» Task brief
Take the line that contains "OCR this image." as the first line and the last line of the material below as the final one; reproduce exactly the lines between, inclusive.

» Provided data
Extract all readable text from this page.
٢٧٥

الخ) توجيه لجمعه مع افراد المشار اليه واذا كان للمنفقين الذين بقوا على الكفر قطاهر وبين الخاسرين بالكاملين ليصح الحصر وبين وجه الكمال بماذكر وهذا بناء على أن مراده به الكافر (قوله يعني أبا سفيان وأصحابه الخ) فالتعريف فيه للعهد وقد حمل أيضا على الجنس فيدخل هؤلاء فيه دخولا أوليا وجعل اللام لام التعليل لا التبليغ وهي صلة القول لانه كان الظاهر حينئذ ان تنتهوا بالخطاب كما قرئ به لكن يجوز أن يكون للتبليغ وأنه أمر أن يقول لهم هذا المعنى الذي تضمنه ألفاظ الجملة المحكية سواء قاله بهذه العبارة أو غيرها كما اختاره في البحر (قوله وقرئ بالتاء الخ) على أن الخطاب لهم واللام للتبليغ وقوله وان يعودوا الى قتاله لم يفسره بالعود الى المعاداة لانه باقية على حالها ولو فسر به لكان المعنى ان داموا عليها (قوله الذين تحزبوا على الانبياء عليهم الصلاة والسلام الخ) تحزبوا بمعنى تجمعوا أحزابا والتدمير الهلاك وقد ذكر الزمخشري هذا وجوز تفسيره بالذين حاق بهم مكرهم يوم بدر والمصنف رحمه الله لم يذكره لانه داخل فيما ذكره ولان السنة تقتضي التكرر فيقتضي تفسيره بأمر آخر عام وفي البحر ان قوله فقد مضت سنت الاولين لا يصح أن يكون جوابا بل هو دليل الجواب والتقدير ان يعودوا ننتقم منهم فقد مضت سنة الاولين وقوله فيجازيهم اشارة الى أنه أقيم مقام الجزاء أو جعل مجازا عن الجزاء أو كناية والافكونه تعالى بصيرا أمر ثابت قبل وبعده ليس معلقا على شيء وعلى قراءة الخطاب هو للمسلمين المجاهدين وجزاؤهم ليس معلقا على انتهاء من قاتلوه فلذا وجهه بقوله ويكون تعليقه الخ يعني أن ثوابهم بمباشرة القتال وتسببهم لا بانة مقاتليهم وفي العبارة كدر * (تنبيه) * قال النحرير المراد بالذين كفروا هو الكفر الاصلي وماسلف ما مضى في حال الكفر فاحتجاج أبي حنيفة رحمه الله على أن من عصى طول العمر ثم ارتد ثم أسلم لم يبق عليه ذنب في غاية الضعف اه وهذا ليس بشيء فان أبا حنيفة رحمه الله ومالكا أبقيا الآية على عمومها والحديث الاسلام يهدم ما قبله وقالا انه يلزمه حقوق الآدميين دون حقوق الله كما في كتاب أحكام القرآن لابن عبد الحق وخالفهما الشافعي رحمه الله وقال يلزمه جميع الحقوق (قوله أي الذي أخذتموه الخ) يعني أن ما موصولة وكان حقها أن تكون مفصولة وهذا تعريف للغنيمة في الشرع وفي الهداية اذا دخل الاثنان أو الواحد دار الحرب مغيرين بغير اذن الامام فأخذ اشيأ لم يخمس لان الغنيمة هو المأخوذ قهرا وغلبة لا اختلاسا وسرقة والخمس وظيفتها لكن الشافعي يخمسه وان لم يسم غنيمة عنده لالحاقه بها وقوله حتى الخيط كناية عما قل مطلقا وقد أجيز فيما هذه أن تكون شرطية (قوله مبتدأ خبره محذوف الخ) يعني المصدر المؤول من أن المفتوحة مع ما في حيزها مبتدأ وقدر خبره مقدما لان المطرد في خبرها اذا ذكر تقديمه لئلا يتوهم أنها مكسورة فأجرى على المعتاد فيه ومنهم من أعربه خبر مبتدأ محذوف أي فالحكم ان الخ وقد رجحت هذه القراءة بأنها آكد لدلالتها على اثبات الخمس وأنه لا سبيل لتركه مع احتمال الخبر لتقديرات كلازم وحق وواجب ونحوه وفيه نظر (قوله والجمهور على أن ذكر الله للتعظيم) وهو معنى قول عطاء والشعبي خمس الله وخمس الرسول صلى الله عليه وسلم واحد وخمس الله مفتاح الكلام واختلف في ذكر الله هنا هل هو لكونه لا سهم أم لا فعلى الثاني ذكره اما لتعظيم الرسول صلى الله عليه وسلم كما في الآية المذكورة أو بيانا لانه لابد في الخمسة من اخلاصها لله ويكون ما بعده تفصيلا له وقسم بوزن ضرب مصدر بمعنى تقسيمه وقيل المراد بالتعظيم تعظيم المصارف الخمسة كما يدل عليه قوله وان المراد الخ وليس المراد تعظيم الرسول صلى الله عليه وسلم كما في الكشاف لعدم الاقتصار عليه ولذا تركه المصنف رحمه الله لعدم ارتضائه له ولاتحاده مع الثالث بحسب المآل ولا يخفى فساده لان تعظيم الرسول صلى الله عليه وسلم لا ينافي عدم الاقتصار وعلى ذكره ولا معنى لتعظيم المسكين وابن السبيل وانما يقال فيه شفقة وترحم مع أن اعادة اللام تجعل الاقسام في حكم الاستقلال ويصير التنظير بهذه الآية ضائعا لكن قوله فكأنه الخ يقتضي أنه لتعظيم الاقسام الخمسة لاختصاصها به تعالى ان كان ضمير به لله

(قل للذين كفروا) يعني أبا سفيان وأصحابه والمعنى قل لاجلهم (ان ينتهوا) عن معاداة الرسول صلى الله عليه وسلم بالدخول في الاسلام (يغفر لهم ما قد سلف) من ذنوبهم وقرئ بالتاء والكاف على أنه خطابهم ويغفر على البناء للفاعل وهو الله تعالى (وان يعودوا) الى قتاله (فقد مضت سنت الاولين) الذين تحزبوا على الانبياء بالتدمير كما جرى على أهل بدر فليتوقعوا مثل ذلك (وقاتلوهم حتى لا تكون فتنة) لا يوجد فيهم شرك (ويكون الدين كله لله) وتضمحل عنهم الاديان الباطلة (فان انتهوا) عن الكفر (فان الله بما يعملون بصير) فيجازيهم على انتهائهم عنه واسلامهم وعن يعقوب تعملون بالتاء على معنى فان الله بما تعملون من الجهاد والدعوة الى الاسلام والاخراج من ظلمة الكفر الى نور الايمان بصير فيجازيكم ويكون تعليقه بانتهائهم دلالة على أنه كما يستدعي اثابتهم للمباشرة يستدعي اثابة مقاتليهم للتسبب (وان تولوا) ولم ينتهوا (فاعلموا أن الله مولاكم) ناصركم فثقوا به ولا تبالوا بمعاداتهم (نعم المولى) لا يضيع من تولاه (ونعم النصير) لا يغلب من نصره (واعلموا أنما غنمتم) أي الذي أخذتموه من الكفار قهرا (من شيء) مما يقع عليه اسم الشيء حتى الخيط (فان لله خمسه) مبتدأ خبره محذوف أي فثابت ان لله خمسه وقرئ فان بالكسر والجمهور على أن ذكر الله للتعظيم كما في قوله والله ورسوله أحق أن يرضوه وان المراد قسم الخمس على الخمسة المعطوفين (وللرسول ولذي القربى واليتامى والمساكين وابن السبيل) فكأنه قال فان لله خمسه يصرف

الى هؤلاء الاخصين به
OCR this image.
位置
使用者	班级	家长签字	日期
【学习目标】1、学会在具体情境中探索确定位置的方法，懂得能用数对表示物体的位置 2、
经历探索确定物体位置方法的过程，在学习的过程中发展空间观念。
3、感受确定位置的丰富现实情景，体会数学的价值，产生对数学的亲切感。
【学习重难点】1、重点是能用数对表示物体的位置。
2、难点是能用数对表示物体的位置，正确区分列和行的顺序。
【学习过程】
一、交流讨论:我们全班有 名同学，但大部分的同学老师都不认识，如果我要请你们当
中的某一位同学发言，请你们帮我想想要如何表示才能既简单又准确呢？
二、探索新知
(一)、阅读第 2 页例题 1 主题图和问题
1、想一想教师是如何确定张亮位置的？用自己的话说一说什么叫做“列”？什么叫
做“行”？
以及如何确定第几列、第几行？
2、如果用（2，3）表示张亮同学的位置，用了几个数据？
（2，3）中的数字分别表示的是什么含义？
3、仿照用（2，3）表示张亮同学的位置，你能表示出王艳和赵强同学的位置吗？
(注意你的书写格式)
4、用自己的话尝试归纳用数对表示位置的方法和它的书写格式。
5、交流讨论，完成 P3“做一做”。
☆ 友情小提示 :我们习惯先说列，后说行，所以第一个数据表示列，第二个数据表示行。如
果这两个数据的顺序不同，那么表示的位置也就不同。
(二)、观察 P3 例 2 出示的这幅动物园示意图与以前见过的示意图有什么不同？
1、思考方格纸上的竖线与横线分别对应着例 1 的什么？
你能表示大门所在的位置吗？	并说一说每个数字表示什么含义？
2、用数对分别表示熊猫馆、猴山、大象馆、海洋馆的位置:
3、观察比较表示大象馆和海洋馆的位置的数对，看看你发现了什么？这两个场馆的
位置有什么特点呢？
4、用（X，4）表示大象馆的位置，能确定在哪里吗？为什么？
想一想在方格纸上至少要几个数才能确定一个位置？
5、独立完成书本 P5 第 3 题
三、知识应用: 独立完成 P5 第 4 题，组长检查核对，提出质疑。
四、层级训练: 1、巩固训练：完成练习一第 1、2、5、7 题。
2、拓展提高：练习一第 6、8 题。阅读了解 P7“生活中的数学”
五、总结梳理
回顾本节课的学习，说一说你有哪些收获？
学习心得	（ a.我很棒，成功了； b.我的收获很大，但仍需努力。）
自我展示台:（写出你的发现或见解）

» The reply
OCR this image.
位置
使用者	班级	家长签字	日期
【学习目标】1、学会在具体情境中探索确定位置的方法，懂得能用数对表示物体的位置 2、
经历探索确定物体位置方法的过程，在学习的过程中发展空间观念。
3、感受确定位置的丰富现实情景，体会数学的价值，产生对数学的亲切感。
【学习重难点】1、重点是能用数对表示物体的位置。
2、难点是能用数对表示物体的位置，正确区分列和行的顺序。
【学习过程】
一、交流讨论:我们全班有 名同学，但大部分的同学老师都不认识，如果我要请你们当
中的某一位同学发言，请你们帮我想想要如何表示才能既简单又准确呢？
二、探索新知
(一)、阅读第 2 页例题 1 主题图和问题
1、想一想教师是如何确定张亮位置的？用自己的话说一说什么叫做“列”？什么叫
做“行”？
以及如何确定第几列、第几行？
2、如果用（2，3）表示张亮同学的位置，用了几个数据？
（2，3）中的数字分别表示的是什么含义？
3、仿照用（2，3）表示张亮同学的位置，你能表示出王艳和赵强同学的位置吗？
(注意你的书写格式)
4、用自己的话尝试归纳用数对表示位置的方法和它的书写格式。
5、交流讨论，完成 P3“做一做”。
☆ 友情小提示 :我们习惯先说列，后说行，所以第一个数据表示列，第二个数据表示行。如
果这两个数据的顺序不同，那么表示的位置也就不同。
(二)、观察 P3 例 2 出示的这幅动物园示意图与以前见过的示意图有什么不同？
1、思考方格纸上的竖线与横线分别对应着例 1 的什么？
你能表示大门所在的位置吗？	并说一说每个数字表示什么含义？
2、用数对分别表示熊猫馆、猴山、大象馆、海洋馆的位置:
3、观察比较表示大象馆和海洋馆的位置的数对，看看你发现了什么？这两个场馆的
位置有什么特点呢？
4、用（X，4）表示大象馆的位置，能确定在哪里吗？为什么？
想一想在方格纸上至少要几个数才能确定一个位置？
5、独立完成书本 P5 第 3 题
三、知识应用: 独立完成 P5 第 4 题，组长检查核对，提出质疑。
四、层级训练: 1、巩固训练：完成练习一第 1、2、5、7 题。
2、拓展提高：练习一第 6、8 题。阅读了解 P7“生活中的数学”
五、总结梳理
回顾本节课的学习，说一说你有哪些收获？
学习心得	（ a.我很棒，成功了； b.我的收获很大，但仍需努力。）
自我展示台:（写出你的发现或见解）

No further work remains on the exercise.